*SHORT EXERCISE:* Extract all lines in the data that contain the word "Flota".

Dataset entries

_ _ _ _ _ _ _

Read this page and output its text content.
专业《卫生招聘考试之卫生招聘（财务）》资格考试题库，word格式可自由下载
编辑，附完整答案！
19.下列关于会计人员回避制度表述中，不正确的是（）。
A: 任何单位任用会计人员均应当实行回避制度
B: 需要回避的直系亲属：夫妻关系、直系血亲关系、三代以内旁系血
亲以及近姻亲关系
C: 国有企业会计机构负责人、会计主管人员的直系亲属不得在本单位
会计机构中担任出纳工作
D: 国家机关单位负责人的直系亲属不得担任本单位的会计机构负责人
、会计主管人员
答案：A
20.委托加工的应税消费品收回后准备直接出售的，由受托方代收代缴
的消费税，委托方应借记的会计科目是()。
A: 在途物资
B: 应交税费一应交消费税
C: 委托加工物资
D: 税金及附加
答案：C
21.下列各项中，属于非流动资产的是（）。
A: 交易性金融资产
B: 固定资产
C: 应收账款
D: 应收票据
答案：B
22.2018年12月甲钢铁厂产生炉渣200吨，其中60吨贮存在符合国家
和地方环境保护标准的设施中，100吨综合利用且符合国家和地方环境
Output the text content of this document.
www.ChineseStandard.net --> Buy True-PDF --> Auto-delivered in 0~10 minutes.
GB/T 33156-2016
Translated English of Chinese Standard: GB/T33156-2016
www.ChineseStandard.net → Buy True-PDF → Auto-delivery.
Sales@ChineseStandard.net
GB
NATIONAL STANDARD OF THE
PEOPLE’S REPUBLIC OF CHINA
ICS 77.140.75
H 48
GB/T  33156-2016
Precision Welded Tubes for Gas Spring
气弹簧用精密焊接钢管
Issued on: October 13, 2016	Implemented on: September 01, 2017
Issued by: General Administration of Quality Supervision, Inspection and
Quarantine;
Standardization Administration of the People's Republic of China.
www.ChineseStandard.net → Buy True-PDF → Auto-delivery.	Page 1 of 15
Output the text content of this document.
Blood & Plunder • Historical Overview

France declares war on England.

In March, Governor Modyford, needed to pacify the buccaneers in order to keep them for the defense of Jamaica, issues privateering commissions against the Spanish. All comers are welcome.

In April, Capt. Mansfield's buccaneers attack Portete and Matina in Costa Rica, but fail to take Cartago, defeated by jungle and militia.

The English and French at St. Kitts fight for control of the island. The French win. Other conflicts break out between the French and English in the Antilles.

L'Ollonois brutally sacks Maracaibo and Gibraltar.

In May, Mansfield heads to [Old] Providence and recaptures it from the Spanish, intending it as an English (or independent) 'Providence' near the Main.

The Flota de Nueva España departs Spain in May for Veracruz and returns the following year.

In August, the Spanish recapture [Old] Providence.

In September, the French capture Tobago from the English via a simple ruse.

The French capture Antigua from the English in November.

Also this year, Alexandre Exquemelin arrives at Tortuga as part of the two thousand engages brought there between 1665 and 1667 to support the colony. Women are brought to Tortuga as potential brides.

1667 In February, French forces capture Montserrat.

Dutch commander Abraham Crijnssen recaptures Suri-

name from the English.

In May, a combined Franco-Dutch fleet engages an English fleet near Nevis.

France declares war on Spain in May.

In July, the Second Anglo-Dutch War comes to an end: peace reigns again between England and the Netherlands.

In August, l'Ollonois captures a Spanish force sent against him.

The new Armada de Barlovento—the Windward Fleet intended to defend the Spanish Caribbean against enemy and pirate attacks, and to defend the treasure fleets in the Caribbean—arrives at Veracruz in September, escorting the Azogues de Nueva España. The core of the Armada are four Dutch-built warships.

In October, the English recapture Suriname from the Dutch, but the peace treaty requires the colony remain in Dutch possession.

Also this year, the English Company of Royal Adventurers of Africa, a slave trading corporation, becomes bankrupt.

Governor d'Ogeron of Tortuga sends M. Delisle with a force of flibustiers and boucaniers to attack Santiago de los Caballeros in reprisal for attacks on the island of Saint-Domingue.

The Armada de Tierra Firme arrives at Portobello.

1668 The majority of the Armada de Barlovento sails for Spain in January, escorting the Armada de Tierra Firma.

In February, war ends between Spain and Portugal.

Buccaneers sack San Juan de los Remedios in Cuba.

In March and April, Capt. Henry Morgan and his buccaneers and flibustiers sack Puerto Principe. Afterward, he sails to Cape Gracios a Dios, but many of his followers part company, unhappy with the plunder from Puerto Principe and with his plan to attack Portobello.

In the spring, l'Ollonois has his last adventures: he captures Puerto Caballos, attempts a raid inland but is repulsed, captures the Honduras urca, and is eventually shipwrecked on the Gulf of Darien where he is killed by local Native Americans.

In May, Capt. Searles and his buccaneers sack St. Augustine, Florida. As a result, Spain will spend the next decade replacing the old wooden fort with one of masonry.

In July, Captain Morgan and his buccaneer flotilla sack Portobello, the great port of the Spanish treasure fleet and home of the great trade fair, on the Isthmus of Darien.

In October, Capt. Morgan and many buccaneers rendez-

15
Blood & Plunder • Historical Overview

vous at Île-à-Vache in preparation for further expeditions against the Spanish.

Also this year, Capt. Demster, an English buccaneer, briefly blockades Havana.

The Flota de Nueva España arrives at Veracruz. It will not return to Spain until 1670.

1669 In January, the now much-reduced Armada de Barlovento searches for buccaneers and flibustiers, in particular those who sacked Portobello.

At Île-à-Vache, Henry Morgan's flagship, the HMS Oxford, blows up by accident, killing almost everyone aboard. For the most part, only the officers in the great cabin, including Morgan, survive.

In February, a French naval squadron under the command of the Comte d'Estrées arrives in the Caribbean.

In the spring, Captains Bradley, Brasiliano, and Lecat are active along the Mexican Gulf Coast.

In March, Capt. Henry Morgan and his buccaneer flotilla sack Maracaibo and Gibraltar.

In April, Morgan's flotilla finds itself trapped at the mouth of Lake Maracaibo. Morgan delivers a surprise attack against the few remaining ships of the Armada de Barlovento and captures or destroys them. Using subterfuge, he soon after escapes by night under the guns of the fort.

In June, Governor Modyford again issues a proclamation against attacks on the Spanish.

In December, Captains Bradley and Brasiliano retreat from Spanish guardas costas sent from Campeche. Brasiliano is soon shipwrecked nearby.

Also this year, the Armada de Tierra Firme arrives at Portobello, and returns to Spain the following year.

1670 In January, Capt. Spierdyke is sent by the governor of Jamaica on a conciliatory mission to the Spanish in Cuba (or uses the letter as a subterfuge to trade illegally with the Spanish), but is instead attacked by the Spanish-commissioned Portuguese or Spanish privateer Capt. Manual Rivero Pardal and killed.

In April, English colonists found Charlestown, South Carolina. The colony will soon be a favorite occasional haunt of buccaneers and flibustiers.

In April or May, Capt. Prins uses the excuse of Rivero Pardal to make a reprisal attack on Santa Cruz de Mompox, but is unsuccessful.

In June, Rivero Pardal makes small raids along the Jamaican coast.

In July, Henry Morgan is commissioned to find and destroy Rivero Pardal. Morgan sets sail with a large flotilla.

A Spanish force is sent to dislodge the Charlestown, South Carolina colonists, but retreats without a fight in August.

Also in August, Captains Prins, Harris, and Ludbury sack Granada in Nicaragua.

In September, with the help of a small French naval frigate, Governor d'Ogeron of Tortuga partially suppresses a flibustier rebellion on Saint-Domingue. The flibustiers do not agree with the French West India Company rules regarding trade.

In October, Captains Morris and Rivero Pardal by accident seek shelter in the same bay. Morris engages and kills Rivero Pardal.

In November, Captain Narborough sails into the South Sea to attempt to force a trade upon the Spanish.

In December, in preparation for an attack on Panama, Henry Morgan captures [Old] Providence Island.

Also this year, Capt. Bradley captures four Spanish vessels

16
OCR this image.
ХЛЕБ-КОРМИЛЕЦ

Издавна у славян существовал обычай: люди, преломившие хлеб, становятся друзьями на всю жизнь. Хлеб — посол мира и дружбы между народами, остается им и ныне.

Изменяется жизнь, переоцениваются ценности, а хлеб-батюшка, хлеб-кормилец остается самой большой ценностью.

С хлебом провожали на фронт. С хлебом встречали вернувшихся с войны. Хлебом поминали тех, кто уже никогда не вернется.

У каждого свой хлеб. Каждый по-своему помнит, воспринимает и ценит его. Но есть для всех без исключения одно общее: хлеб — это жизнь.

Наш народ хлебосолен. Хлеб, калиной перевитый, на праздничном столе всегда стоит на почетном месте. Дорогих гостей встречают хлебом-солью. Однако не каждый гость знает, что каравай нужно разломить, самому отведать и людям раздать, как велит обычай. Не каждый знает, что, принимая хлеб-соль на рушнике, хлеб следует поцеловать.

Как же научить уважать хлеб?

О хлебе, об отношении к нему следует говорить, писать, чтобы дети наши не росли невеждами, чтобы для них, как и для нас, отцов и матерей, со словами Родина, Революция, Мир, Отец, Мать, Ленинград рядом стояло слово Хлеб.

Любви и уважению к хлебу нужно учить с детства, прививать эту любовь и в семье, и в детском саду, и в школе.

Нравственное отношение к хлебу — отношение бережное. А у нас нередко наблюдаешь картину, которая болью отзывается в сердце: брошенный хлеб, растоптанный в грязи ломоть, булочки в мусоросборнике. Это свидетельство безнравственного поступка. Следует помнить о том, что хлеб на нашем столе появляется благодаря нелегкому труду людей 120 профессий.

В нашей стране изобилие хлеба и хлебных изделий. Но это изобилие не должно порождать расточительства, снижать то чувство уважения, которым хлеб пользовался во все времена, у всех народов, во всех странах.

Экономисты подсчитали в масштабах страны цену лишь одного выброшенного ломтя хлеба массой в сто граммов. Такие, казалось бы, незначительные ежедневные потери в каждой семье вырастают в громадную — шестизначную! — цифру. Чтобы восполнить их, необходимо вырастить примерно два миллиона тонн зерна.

_ _ _ _ _ _ _

*WORKED SOLUTION:*
The Flota de Nueva España departs Spain in May for Veracruz and returns the following year.
The Flota de Nueva España arrives at Veracruz. It will not return to Spain until 1670.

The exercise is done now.